**Work to do**
Transcribe the tail of the listing: start at the line containing "What text is on this page?" and stop after the last line, keeping every character as is and adding nothing.

(Excerpt from a dataset)

/---

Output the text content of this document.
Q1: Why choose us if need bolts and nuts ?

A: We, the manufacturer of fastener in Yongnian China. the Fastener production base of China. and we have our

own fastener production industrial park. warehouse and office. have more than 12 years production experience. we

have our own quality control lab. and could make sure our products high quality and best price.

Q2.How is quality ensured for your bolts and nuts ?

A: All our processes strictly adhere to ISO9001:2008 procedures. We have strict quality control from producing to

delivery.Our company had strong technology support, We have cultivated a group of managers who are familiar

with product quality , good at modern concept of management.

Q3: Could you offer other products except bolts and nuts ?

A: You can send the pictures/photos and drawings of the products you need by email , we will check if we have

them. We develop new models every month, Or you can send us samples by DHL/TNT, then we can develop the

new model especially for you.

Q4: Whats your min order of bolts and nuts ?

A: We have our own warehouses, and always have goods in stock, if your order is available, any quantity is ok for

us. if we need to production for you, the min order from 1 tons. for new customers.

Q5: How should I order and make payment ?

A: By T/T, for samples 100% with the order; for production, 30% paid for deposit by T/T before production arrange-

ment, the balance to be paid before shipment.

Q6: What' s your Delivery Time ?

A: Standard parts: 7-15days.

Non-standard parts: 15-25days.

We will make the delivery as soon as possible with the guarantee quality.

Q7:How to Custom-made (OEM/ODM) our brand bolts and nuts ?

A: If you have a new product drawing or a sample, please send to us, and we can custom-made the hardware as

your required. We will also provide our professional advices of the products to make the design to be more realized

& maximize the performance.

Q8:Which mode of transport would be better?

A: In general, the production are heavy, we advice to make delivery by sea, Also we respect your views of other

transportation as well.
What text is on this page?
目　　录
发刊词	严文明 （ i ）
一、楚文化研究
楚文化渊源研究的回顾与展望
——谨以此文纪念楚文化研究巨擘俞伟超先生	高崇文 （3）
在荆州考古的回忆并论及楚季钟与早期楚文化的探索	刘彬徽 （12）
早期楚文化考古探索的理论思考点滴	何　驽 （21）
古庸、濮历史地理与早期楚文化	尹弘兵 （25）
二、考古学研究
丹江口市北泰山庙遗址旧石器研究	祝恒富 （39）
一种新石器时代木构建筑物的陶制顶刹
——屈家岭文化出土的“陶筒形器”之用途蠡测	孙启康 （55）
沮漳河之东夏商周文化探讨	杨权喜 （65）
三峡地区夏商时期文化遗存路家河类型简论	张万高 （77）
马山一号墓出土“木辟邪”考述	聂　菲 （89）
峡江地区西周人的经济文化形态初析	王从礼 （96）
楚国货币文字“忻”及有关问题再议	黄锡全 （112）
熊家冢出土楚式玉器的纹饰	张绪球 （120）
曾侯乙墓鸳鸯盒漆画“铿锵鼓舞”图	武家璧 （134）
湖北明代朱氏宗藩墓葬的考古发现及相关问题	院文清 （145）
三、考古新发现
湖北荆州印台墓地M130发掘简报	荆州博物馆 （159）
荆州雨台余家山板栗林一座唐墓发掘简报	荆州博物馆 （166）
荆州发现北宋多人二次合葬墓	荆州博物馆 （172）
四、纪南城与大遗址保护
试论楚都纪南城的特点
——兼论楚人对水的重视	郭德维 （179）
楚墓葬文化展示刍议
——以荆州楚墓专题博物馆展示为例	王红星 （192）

\---

**Output**
What text is on this page?
目　　录
发刊词	严文明 （ i ）
一、楚文化研究
楚文化渊源研究的回顾与展望
——谨以此文纪念楚文化研究巨擘俞伟超先生	高崇文 （3）
在荆州考古的回忆并论及楚季钟与早期楚文化的探索	刘彬徽 （12）
早期楚文化考古探索的理论思考点滴	何　驽 （21）
古庸、濮历史地理与早期楚文化	尹弘兵 （25）
二、考古学研究
丹江口市北泰山庙遗址旧石器研究	祝恒富 （39）
一种新石器时代木构建筑物的陶制顶刹
——屈家岭文化出土的“陶筒形器”之用途蠡测	孙启康 （55）
沮漳河之东夏商周文化探讨	杨权喜 （65）
三峡地区夏商时期文化遗存路家河类型简论	张万高 （77）
马山一号墓出土“木辟邪”考述	聂　菲 （89）
峡江地区西周人的经济文化形态初析	王从礼 （96）
楚国货币文字“忻”及有关问题再议	黄锡全 （112）
熊家冢出土楚式玉器的纹饰	张绪球 （120）
曾侯乙墓鸳鸯盒漆画“铿锵鼓舞”图	武家璧 （134）
湖北明代朱氏宗藩墓葬的考古发现及相关问题	院文清 （145）
三、考古新发现
湖北荆州印台墓地M130发掘简报	荆州博物馆 （159）
荆州雨台余家山板栗林一座唐墓发掘简报	荆州博物馆 （166）
荆州发现北宋多人二次合葬墓	荆州博物馆 （172）
四、纪南城与大遗址保护
试论楚都纪南城的特点
——兼论楚人对水的重视	郭德维 （179）
楚墓葬文化展示刍议
——以荆州楚墓专题博物馆展示为例	王红星 （192）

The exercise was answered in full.